- WHAT NEEDS TO BE DONE:
How many lines of the data include the string "contracted"? State the number and nothing else.

- EXERCISE DATA:
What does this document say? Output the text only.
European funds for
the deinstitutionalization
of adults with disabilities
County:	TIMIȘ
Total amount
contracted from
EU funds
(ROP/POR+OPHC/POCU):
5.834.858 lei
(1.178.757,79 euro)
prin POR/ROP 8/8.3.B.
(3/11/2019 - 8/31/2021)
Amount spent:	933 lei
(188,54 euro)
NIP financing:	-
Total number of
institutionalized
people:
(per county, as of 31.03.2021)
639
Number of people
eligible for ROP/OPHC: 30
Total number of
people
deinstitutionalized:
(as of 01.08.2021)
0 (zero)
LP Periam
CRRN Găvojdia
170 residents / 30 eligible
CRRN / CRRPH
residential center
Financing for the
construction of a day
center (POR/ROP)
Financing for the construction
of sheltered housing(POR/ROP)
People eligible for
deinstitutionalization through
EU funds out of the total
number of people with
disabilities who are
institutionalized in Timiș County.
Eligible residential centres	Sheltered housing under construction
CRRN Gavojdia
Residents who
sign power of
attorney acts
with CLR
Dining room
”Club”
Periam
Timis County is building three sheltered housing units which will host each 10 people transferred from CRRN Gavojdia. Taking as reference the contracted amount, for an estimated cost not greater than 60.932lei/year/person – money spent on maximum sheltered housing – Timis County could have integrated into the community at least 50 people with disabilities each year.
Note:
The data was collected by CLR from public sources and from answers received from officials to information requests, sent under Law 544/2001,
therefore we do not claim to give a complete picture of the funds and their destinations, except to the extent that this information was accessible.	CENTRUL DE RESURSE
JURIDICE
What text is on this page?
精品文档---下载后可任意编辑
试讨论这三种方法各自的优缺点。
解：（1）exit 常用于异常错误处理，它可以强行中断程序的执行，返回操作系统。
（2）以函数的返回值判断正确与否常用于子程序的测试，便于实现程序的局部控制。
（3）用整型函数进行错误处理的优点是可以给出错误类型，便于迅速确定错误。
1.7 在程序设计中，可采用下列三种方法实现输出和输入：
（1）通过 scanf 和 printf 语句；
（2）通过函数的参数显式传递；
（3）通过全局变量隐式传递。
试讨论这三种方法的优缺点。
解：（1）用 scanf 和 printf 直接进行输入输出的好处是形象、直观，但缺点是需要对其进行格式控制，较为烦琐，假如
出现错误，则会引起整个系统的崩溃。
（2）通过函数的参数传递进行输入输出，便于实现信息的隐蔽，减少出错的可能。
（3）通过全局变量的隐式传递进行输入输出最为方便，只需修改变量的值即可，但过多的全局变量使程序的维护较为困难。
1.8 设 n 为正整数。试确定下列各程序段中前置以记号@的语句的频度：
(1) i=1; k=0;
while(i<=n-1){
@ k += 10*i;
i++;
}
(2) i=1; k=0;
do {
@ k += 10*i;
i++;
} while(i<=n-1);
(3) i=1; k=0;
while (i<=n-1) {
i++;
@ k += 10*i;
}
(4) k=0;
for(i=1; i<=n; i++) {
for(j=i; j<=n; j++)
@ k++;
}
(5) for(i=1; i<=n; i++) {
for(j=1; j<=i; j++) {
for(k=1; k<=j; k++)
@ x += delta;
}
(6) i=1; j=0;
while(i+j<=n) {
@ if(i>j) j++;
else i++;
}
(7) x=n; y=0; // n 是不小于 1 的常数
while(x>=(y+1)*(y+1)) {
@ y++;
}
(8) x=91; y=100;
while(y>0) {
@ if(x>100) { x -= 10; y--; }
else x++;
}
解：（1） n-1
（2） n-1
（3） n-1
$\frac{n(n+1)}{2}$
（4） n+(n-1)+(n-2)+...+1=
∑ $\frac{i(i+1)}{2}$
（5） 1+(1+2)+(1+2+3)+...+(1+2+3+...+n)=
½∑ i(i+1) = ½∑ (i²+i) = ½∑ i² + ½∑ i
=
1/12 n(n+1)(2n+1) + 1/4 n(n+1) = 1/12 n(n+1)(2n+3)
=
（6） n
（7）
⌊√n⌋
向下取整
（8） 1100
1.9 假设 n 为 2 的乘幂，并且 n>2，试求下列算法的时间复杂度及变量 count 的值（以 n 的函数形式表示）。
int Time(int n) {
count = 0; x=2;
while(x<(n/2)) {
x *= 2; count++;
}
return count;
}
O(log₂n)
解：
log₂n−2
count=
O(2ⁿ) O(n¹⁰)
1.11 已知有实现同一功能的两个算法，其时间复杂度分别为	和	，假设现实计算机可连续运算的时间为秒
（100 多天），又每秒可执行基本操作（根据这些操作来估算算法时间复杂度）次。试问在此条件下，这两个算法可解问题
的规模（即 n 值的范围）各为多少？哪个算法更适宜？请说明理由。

- THE RESULT:
2